-------- EXCERTO

De que é que temos ouvido falar quando, a
propósito da dívida pública, o Governo, a troika, o Sr. Presidente da Comissão
Europeia, a Sr.ª Merkel e tantos outros, apelam ao regresso aos mercados? Não é
do regresso aos mercados que eles falam, mas do regresso ao mercado financeiro
(de capitais).
Mas haverá
mesmo regresso aos mercados financeiros? Não há; quando muito, caso a operação
pudesse ser bem-sucedida, haveria regresso ao mercado financeiro (no singular).
A distinção é justificada porque, de fato, em relação aos capitais financeiros
e em razão da sua globalização não existem vários, mas um único mercado. O uso da
forma plural apenas serve para mascarar a verdadeira raiz da questão.
Só que
existindo uma preocupação com o funcionamento de, apenas, um dos mercados, o de
capitais, então isso tem como consequência que todos os outros mercados lhe vão
ficar subordinados, isto é, só funcionam e funcionam na medida em que isso
servir os interesses dos mercados de capitais. Por isso, o regresso de que
tanto se fala só acontecerá quando todos os outros mercados, estando-lhes
subordinados, deixarem de cumprir o seu papel de espaço igualizador dos valores
das transações.
Regressar aos
mercados, neste quadro, só será possível quando estiverem destruídas todos os
elementos que estruturam e identificam o ser português. O mercado financeiro só
se encontrará saciado quando os custos do saque de recursos forem superiores aos
benefícios deles retirados.
Assim, só é
possível uma postura: a denúncia do saque e um rotundo virar de costas aos
mercados, isto é, ao mercado financeiro. Os seus agentes, os de dentro e os de
fora, não mostram qualquer saciedade ou falta de imaginação para criarem novas
formas de continuação da extorsão. Fazer-lhes frente é o único caminho que lhes
poderá provocar a diminuição da sua saciedade.
O regresso aos mercados surge como indispensável, desde que o objetivo signifique regresso a todos os mercados, o dos recursos, o dos bens e serviços finais e o financeiro. Não pode, por isso, haver regresso ao mercado financeiro se, simultaneamente não se verificar, entre outros, o regresso ao mercado da mão-de-obra.

----------------

TAREFAS A REALIZAR:
1. Traduza para inglês esta frase do texto sobre o regresso aos mercados: "A distinção é justificada porque, de fato, em relação aos capitais financeiros e em razão da sua globalização não existem vários, mas um único mercado."
2. Com base no texto sobre o regresso aos mercados, explique em uma a três frases por que motivo se deve falar de "mercado financeiro" no singular.
3. Copie do texto sobre o regresso aos mercados o trecho que começa em "A distinção é" e termina em "das transações.", incluindo ambos.

-------- LINHAS EXTRAÍDAS

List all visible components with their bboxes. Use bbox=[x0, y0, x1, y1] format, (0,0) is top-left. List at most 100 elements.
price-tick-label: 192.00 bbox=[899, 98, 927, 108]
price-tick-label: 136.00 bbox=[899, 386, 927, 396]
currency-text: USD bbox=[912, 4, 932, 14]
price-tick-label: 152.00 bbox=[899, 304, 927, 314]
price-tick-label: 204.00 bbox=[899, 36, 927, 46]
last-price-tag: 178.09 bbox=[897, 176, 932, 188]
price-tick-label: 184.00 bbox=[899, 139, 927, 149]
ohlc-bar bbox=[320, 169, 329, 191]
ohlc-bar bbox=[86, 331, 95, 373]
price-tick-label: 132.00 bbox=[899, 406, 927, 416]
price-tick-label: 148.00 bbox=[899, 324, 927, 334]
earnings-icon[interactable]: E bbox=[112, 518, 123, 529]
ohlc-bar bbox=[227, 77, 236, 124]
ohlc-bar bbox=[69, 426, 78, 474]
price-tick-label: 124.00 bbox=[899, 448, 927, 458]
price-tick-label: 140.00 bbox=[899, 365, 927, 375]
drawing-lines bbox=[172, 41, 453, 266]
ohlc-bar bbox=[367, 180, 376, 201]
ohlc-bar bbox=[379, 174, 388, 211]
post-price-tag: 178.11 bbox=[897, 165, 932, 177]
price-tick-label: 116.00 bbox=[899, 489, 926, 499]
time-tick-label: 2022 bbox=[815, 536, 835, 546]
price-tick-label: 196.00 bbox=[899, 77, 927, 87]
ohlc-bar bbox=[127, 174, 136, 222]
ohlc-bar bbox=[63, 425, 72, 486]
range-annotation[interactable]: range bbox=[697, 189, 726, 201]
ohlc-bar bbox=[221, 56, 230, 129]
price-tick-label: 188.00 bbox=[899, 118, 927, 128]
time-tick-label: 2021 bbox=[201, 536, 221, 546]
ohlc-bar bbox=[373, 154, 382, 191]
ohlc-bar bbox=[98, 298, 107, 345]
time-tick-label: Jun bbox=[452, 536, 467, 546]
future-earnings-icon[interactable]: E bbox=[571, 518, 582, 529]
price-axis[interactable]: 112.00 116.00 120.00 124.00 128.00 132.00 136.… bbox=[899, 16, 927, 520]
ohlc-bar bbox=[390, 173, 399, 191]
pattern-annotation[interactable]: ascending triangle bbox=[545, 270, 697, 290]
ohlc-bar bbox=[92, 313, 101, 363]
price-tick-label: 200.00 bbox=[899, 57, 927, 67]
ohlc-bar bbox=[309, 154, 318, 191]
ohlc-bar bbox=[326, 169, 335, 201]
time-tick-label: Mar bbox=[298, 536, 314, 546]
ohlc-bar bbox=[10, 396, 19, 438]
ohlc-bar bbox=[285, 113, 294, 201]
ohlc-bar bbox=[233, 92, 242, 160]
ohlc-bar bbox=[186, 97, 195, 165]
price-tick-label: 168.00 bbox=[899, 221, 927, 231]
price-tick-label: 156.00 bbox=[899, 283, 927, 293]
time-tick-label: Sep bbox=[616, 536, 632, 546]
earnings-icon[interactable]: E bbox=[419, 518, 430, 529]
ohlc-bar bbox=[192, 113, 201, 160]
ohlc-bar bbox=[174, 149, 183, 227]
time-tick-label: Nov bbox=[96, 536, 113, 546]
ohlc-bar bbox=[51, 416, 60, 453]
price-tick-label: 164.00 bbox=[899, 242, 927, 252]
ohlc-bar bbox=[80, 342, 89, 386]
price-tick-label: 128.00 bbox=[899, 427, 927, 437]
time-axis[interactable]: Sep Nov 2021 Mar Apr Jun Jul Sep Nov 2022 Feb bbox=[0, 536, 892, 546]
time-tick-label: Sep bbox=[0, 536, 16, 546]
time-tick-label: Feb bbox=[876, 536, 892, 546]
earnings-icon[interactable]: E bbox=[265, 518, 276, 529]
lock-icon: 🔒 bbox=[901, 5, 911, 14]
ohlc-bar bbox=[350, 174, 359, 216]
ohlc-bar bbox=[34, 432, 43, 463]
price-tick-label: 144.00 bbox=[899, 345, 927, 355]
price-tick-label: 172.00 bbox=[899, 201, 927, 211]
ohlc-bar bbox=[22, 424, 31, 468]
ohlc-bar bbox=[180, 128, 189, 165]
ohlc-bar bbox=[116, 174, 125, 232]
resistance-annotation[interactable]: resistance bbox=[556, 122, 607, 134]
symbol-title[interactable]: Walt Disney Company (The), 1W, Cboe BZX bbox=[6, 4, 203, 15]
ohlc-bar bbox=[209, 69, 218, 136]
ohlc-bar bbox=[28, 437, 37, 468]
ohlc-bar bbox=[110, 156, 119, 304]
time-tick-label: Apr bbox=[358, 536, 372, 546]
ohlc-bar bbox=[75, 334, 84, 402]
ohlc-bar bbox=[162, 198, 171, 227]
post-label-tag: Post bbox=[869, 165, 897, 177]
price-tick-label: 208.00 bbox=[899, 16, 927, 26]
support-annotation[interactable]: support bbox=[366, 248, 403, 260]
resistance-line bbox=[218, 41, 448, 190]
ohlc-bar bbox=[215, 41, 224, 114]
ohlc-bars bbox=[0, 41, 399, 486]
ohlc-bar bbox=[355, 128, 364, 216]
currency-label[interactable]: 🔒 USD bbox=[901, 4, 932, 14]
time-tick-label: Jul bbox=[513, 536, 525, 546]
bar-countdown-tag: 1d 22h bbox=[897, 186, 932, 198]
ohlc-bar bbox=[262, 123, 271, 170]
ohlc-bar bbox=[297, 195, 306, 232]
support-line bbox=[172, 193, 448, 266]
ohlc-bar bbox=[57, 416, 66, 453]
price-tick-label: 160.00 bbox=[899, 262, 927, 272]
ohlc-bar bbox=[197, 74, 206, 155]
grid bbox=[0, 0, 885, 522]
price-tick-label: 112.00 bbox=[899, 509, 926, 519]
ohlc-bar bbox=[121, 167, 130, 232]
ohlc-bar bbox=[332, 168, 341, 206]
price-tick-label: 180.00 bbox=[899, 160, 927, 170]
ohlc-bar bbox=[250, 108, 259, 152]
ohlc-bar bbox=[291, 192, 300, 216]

----------------

RESULTADOS POR ORDEM:
1. The distinction is justified because, in fact, with regard to financial capital and owing to its globalization, there are not several markets but a single one.

2. Em relação aos capitais financeiros e devido à sua globalização, não existem vários mercados, mas um único. O texto acrescenta que a forma plural apenas serve para mascarar a verdadeira raiz da questão.

3.
A distinção é justificada porque, de fato, em relação aos capitais financeiros
e em razão da sua globalização não existem vários, mas um único mercado. O uso da
forma plural apenas serve para mascarar a verdadeira raiz da questão.
Só que
existindo uma preocupação com o funcionamento de, apenas, um dos mercados, o de
capitais, então isso tem como consequência que todos os outros mercados lhe vão
ficar subordinados, isto é, só funcionam e funcionam na medida em que isso
servir os interesses dos mercados de capitais. Por isso, o regresso de que
tanto se fala só acontecerá quando todos os outros mercados, estando-lhes
subordinados, deixarem de cumprir o seu papel de espaço igualizador dos valores
das transações.